- GIVEN INSTRUCTION -
Put the lines of the data into a numbered list, starting at the first line and ending at the line that contains "398, 751, 418]", both included. Leave out any blank lines.

Entries drawn from a collection:
— Begin —
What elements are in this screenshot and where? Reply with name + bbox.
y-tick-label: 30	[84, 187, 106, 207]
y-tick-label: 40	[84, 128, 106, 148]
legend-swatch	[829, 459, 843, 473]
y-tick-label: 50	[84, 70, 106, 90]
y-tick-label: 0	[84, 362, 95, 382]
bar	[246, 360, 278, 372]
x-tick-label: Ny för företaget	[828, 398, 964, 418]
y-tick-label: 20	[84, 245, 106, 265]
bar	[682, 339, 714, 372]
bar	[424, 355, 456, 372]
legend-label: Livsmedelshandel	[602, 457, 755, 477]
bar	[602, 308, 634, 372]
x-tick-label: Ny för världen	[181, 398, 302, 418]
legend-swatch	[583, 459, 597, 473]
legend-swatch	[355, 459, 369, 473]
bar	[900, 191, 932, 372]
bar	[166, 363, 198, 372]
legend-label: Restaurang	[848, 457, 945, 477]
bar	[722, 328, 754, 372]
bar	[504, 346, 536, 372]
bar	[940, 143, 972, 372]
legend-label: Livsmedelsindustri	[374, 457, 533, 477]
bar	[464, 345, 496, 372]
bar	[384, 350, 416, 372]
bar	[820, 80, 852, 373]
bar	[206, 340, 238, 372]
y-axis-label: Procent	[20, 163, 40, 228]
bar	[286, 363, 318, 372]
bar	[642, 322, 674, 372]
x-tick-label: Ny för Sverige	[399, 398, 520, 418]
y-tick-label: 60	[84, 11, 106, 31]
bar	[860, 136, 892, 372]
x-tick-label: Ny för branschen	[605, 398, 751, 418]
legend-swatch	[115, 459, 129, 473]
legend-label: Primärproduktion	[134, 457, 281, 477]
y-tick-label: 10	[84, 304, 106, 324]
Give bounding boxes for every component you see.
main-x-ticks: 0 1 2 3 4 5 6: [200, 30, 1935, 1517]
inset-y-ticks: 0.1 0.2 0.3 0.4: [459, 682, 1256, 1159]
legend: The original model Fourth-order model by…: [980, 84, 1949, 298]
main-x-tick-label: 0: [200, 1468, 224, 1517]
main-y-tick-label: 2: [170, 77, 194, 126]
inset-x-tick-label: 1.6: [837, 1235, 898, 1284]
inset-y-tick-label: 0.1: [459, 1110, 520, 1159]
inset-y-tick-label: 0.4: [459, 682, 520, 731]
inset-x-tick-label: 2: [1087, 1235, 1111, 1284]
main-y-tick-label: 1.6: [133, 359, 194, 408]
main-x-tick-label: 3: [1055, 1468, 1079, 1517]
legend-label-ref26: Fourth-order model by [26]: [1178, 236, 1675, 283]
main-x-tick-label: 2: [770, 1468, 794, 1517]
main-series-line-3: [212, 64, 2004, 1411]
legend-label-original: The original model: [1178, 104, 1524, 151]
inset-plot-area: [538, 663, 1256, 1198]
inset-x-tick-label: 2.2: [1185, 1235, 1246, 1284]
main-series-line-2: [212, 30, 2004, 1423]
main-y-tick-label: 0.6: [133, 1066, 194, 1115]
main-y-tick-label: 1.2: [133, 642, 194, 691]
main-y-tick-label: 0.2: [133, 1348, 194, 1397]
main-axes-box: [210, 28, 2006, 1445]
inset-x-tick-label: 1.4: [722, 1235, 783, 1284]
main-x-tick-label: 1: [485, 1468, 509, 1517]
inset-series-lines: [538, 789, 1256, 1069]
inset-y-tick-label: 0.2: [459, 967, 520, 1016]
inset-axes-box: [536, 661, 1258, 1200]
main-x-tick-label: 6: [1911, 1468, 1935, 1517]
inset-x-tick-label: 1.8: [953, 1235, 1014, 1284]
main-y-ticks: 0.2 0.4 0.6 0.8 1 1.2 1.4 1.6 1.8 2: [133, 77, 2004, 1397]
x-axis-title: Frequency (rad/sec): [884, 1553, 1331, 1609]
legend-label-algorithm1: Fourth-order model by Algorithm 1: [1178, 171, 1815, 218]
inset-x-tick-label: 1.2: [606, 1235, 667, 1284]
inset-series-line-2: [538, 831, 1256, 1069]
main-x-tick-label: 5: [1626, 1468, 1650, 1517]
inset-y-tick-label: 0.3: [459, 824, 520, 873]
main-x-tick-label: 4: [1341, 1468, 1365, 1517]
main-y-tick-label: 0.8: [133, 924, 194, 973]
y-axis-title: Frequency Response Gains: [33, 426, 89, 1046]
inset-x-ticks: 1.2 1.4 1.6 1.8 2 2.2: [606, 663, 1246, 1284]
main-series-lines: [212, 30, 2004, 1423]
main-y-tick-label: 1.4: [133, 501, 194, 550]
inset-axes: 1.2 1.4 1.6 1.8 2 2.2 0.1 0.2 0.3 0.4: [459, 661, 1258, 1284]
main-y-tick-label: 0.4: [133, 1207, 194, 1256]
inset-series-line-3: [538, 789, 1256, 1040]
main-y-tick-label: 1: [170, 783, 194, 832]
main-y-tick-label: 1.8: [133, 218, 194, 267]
— End —
- EXERCISE RESULT -
1. What elements are in this screenshot and where? Reply with name + bbox.
2. y-tick-label: 30	[84, 187, 106, 207]
3. y-tick-label: 40	[84, 128, 106, 148]
4. legend-swatch	[829, 459, 843, 473]
5. y-tick-label: 50	[84, 70, 106, 90]
6. y-tick-label: 0	[84, 362, 95, 382]
7. bar	[246, 360, 278, 372]
8. x-tick-label: Ny för företaget	[828, 398, 964, 418]
9. y-tick-label: 20	[84, 245, 106, 265]
10. bar	[682, 339, 714, 372]
11. bar	[424, 355, 456, 372]
12. legend-label: Livsmedelshandel	[602, 457, 755, 477]
13. bar	[602, 308, 634, 372]
14. x-tick-label: Ny för världen	[181, 398, 302, 418]
15. legend-swatch	[583, 459, 597, 473]
16. legend-swatch	[355, 459, 369, 473]
17. bar	[900, 191, 932, 372]
18. bar	[166, 363, 198, 372]
19. legend-label: Restaurang	[848, 457, 945, 477]
20. bar	[722, 328, 754, 372]
21. bar	[504, 346, 536, 372]
22. bar	[940, 143, 972, 372]
23. legend-label: Livsmedelsindustri	[374, 457, 533, 477]
24. bar	[464, 345, 496, 372]
25. bar	[384, 350, 416, 372]
26. bar	[820, 80, 852, 373]
27. bar	[206, 340, 238, 372]
28. y-axis-label: Procent	[20, 163, 40, 228]
29. bar	[286, 363, 318, 372]
30. bar	[642, 322, 674, 372]
31. x-tick-label: Ny för Sverige	[399, 398, 520, 418]
32. y-tick-label: 60	[84, 11, 106, 31]
33. bar	[860, 136, 892, 372]
34. x-tick-label: Ny för branschen	[605, 398, 751, 418]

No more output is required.